• _To be done_
The listing below must be repeated word for word, with its images excluded.

(Data entries)

========================================

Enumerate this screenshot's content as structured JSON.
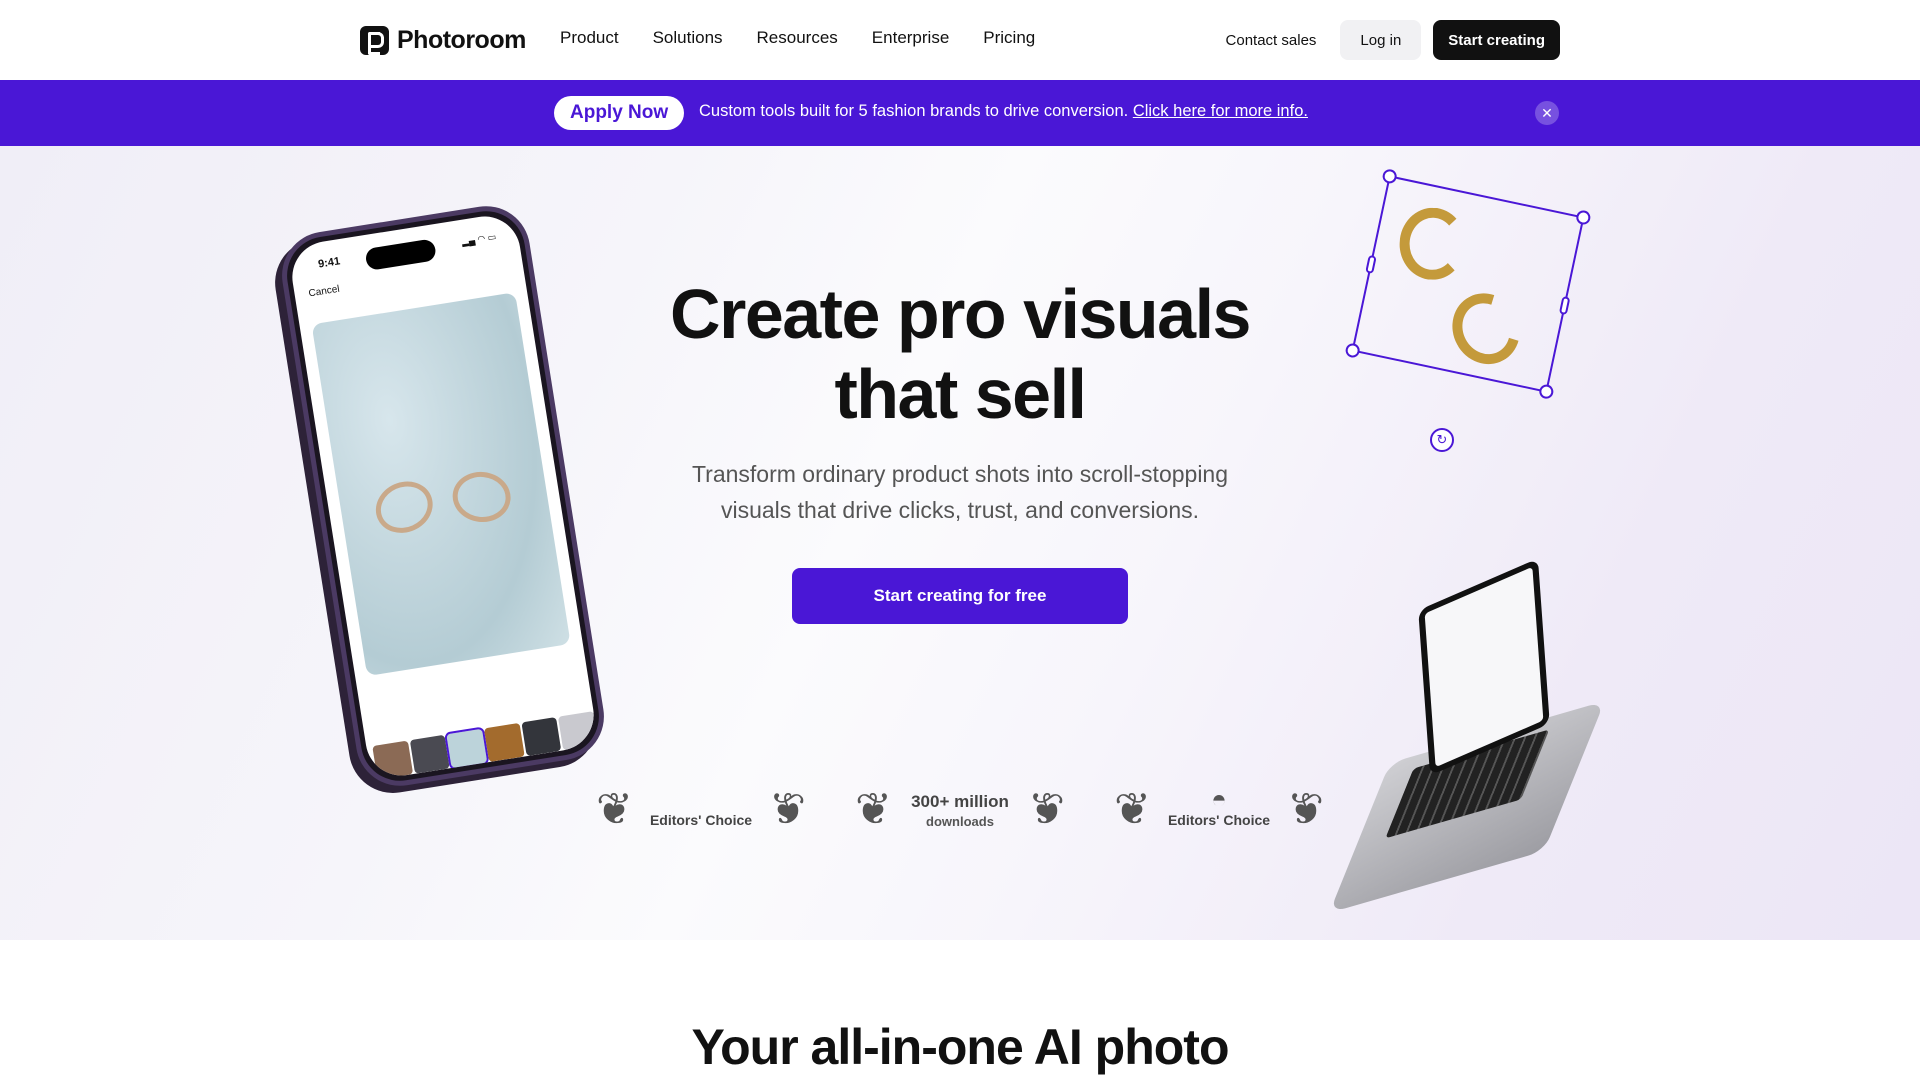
{
  "nav": {
    "logo_text": "Photoroom",
    "menu": [
      "Product",
      "Solutions",
      "Resources",
      "Enterprise",
      "Pricing"
    ],
    "contact_label": "Contact sales",
    "login_label": "Log in",
    "start_label": "Start creating"
  },
  "banner": {
    "apply_label": "Apply Now",
    "message": "Custom tools built for 5 fashion brands to drive conversion. ",
    "link_text": "Click here for more info.",
    "close_icon": "close-icon",
    "bg_color": "#4a17d6"
  },
  "hero": {
    "title_line1": "Create pro visuals",
    "title_line2": "that sell",
    "subtitle_line1": "Transform ordinary product shots into scroll-stopping",
    "subtitle_line2": "visuals that drive clicks, trust, and conversions.",
    "cta_label": "Start creating for free",
    "accent_color": "#4a17d6"
  },
  "phone": {
    "time": "9:41",
    "cancel_label": "Cancel"
  },
  "awards": [
    {
      "icon": "apple-icon",
      "label": "Editors' Choice"
    },
    {
      "big": "300+ million",
      "small": "downloads"
    },
    {
      "icon": "android-icon",
      "label": "Editors' Choice"
    }
  ],
  "section": {
    "title": "Your all-in-one AI photo"
  }
}
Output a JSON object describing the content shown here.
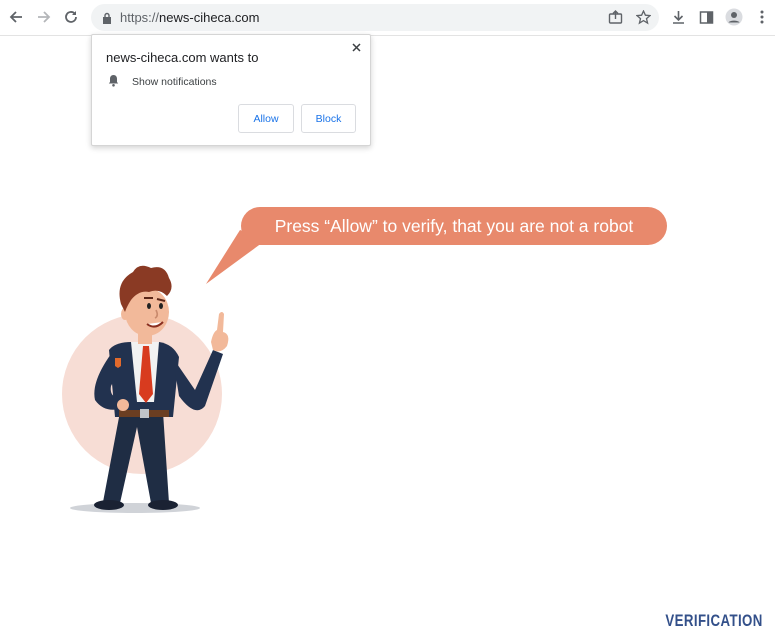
{
  "browser": {
    "url_protocol": "https://",
    "url_host": "news-ciheca.com"
  },
  "notification_prompt": {
    "title": "news-ciheca.com wants to",
    "permission": "Show notifications",
    "allow_label": "Allow",
    "block_label": "Block"
  },
  "page": {
    "speech_bubble": "Press “Allow” to verify, that you are not a robot",
    "watermark": "VERIFICATION",
    "bubble_color": "#e8896c"
  },
  "icons": [
    "back-icon",
    "forward-icon",
    "reload-icon",
    "lock-icon",
    "share-icon",
    "star-icon",
    "download-icon",
    "side-panel-icon",
    "profile-icon",
    "menu-icon",
    "close-icon",
    "bell-icon"
  ]
}
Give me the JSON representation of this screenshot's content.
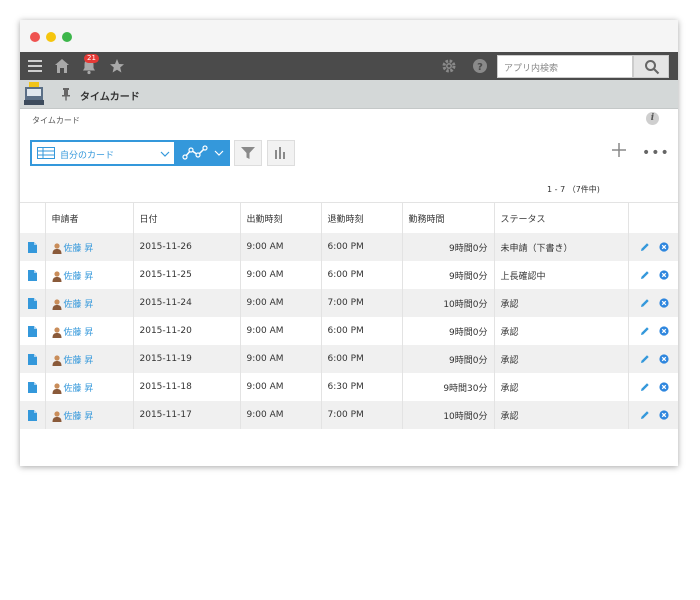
{
  "topbar": {
    "notification_count": "21",
    "search_placeholder": "アプリ内検索"
  },
  "app": {
    "title": "タイムカード"
  },
  "breadcrumb": "タイムカード",
  "info_label": "i",
  "toolbar": {
    "view_label": "自分のカード"
  },
  "pagination": "1 - 7 （7件中)",
  "table": {
    "headers": [
      "申請者",
      "日付",
      "出勤時刻",
      "退勤時刻",
      "勤務時間",
      "ステータス"
    ],
    "rows": [
      {
        "user": "佐藤 昇",
        "date": "2015-11-26",
        "in": "9:00 AM",
        "out": "6:00 PM",
        "hours": "9時間0分",
        "status": "未申請（下書き）"
      },
      {
        "user": "佐藤 昇",
        "date": "2015-11-25",
        "in": "9:00 AM",
        "out": "6:00 PM",
        "hours": "9時間0分",
        "status": "上長確認中"
      },
      {
        "user": "佐藤 昇",
        "date": "2015-11-24",
        "in": "9:00 AM",
        "out": "7:00 PM",
        "hours": "10時間0分",
        "status": "承認"
      },
      {
        "user": "佐藤 昇",
        "date": "2015-11-20",
        "in": "9:00 AM",
        "out": "6:00 PM",
        "hours": "9時間0分",
        "status": "承認"
      },
      {
        "user": "佐藤 昇",
        "date": "2015-11-19",
        "in": "9:00 AM",
        "out": "6:00 PM",
        "hours": "9時間0分",
        "status": "承認"
      },
      {
        "user": "佐藤 昇",
        "date": "2015-11-18",
        "in": "9:00 AM",
        "out": "6:30 PM",
        "hours": "9時間30分",
        "status": "承認"
      },
      {
        "user": "佐藤 昇",
        "date": "2015-11-17",
        "in": "9:00 AM",
        "out": "7:00 PM",
        "hours": "10時間0分",
        "status": "承認"
      }
    ]
  },
  "colors": {
    "accent": "#3498db",
    "topbar": "#4b4b4b",
    "appbar": "#d4d8d8",
    "delete": "#2e86de"
  }
}
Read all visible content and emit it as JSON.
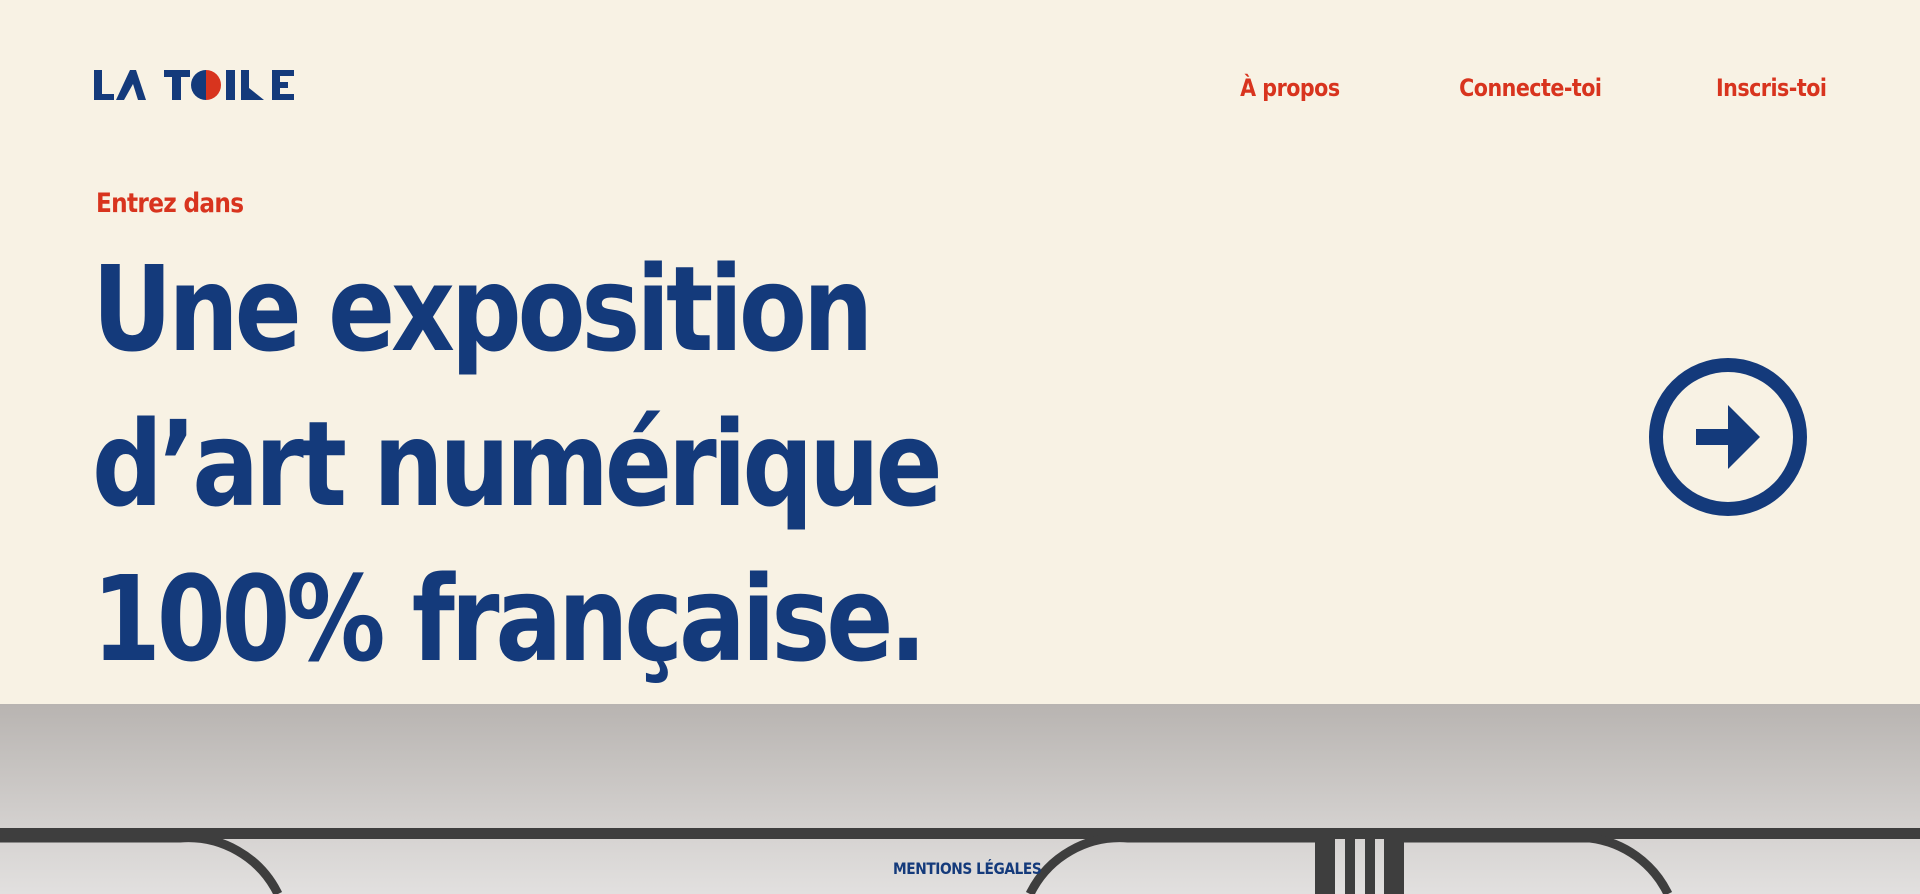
{
  "header": {
    "logo_text": "LA TOILE",
    "nav": [
      {
        "label": "À propos"
      },
      {
        "label": "Connecte-toi"
      },
      {
        "label": "Inscris-toi"
      }
    ]
  },
  "hero": {
    "kicker": "Entrez dans",
    "headline_lines": [
      "Une exposition",
      "d’art numérique",
      "100% française."
    ],
    "cta_icon": "arrow-right-circle-icon"
  },
  "footer": {
    "legal_label": "MENTIONS LÉGALES"
  },
  "colors": {
    "background": "#f8f2e4",
    "primary_blue": "#143a7b",
    "accent_red": "#d8341e",
    "footer_gray": "#c8c5c3",
    "rail_dark": "#3e3e3e"
  }
}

========================================

• _Completed exercise_
Enumerate this screenshot's content as structured JSON.
{
  "nav": {
    "logo_text": "Photoroom",
    "menu": [
      "Product",
      "Solutions",
      "Resources",
      "Enterprise",
      "Pricing"
    ],
    "contact_label": "Contact sales",
    "login_label": "Log in",
    "start_label": "Start creating"
  },
  "banner": {
    "apply_label": "Apply Now",
    "message": "Custom tools built for 5 fashion brands to drive conversion. ",
    "link_text": "Click here for more info.",
    "close_icon": "close-icon",
    "bg_color": "#4a17d6"
  },
  "hero": {
    "title_line1": "Create pro visuals",
    "title_line2": "that sell",
    "subtitle_line1": "Transform ordinary product shots into scroll-stopping",
    "subtitle_line2": "visuals that drive clicks, trust, and conversions.",
    "cta_label": "Start creating for free",
    "accent_color": "#4a17d6"
  },
  "phone": {
    "time": "9:41",
    "cancel_label": "Cancel"
  },
  "awards": [
    {
      "icon": "apple-icon",
      "label": "Editors' Choice"
    },
    {
      "big": "300+ million",
      "small": "downloads"
    },
    {
      "icon": "android-icon",
      "label": "Editors' Choice"
    }
  ],
  "section": {
    "title": "Your all-in-one AI photo"
  }
}
Output a JSON object describing the content shown here.
{
  "browser": {
    "url_protocol": "https://",
    "url_host": "news-ciheca.com"
  },
  "notification_prompt": {
    "title": "news-ciheca.com wants to",
    "permission": "Show notifications",
    "allow_label": "Allow",
    "block_label": "Block"
  },
  "page": {
    "speech_bubble": "Press “Allow” to verify, that you are not a robot",
    "watermark": "VERIFICATION",
    "bubble_color": "#e8896c"
  },
  "icons": [
    "back-icon",
    "forward-icon",
    "reload-icon",
    "lock-icon",
    "share-icon",
    "star-icon",
    "download-icon",
    "side-panel-icon",
    "profile-icon",
    "menu-icon",
    "close-icon",
    "bell-icon"
  ]
}
Give me the JSON representation of this screenshot's content.
{
  "topbar": {
    "notification_count": "21",
    "search_placeholder": "アプリ内検索"
  },
  "app": {
    "title": "タイムカード"
  },
  "breadcrumb": "タイムカード",
  "info_label": "i",
  "toolbar": {
    "view_label": "自分のカード"
  },
  "pagination": "1 - 7 （7件中)",
  "table": {
    "headers": [
      "申請者",
      "日付",
      "出勤時刻",
      "退勤時刻",
      "勤務時間",
      "ステータス"
    ],
    "rows": [
      {
        "user": "佐藤 昇",
        "date": "2015-11-26",
        "in": "9:00 AM",
        "out": "6:00 PM",
        "hours": "9時間0分",
        "status": "未申請（下書き）"
      },
      {
        "user": "佐藤 昇",
        "date": "2015-11-25",
        "in": "9:00 AM",
        "out": "6:00 PM",
        "hours": "9時間0分",
        "status": "上長確認中"
      },
      {
        "user": "佐藤 昇",
        "date": "2015-11-24",
        "in": "9:00 AM",
        "out": "7:00 PM",
        "hours": "10時間0分",
        "status": "承認"
      },
      {
        "user": "佐藤 昇",
        "date": "2015-11-20",
        "in": "9:00 AM",
        "out": "6:00 PM",
        "hours": "9時間0分",
        "status": "承認"
      },
      {
        "user": "佐藤 昇",
        "date": "2015-11-19",
        "in": "9:00 AM",
        "out": "6:00 PM",
        "hours": "9時間0分",
        "status": "承認"
      },
      {
        "user": "佐藤 昇",
        "date": "2015-11-18",
        "in": "9:00 AM",
        "out": "6:30 PM",
        "hours": "9時間30分",
        "status": "承認"
      },
      {
        "user": "佐藤 昇",
        "date": "2015-11-17",
        "in": "9:00 AM",
        "out": "7:00 PM",
        "hours": "10時間0分",
        "status": "承認"
      }
    ]
  },
  "colors": {
    "accent": "#3498db",
    "topbar": "#4b4b4b",
    "appbar": "#d4d8d8",
    "delete": "#2e86de"
  }
}
Read all visible content and emit it as JSON.
{
  "header": {
    "logo_text": "LA TOILE",
    "nav": [
      {
        "label": "À propos"
      },
      {
        "label": "Connecte-toi"
      },
      {
        "label": "Inscris-toi"
      }
    ]
  },
  "hero": {
    "kicker": "Entrez dans",
    "headline_lines": [
      "Une exposition",
      "d’art numérique",
      "100% française."
    ],
    "cta_icon": "arrow-right-circle-icon"
  },
  "footer": {
    "legal_label": "MENTIONS LÉGALES"
  },
  "colors": {
    "background": "#f8f2e4",
    "primary_blue": "#143a7b",
    "accent_red": "#d8341e",
    "footer_gray": "#c8c5c3",
    "rail_dark": "#3e3e3e"
  }
}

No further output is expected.